## EXERCISE BRIEF
Check every line of the entries that follow, and copy the ones containing "computer".
:: DATA PROVIDED ::
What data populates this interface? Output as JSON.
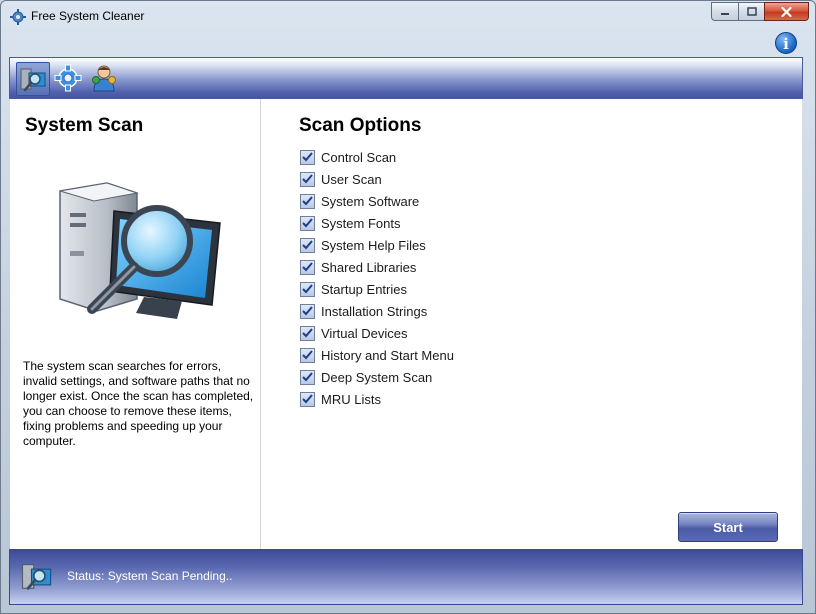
{
  "window": {
    "title": "Free System Cleaner"
  },
  "toolbar": {
    "items": [
      {
        "icon": "system-scan-icon",
        "active": true
      },
      {
        "icon": "gear-icon",
        "active": false
      },
      {
        "icon": "users-icon",
        "active": false
      }
    ]
  },
  "left_panel": {
    "title": "System Scan",
    "illustration_icon": "computer-magnifier-icon",
    "description": "The system scan searches for errors, invalid settings, and software paths that no longer exist. Once the scan has completed, you can choose to remove these items, fixing problems and speeding up your computer."
  },
  "right_panel": {
    "title": "Scan Options",
    "options": [
      {
        "label": "Control Scan",
        "checked": true
      },
      {
        "label": "User Scan",
        "checked": true
      },
      {
        "label": "System Software",
        "checked": true
      },
      {
        "label": "System Fonts",
        "checked": true
      },
      {
        "label": "System Help Files",
        "checked": true
      },
      {
        "label": "Shared Libraries",
        "checked": true
      },
      {
        "label": "Startup Entries",
        "checked": true
      },
      {
        "label": "Installation Strings",
        "checked": true
      },
      {
        "label": "Virtual Devices",
        "checked": true
      },
      {
        "label": "History and Start Menu",
        "checked": true
      },
      {
        "label": "Deep System Scan",
        "checked": true
      },
      {
        "label": "MRU Lists",
        "checked": true
      }
    ],
    "start_label": "Start"
  },
  "status": {
    "text": "Status: System Scan Pending.."
  },
  "colors": {
    "toolbar_blue": "#5162ad",
    "close_red": "#c23b20",
    "check_blue": "#1f3f8a"
  }
}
:::
## COMPLETE OUTPUT
    "illustration_icon": "computer-magnifier-icon",
    "description": "The system scan searches for errors, invalid settings, and software paths that no longer exist. Once the scan has completed, you can choose to remove these items, fixing problems and speeding up your computer."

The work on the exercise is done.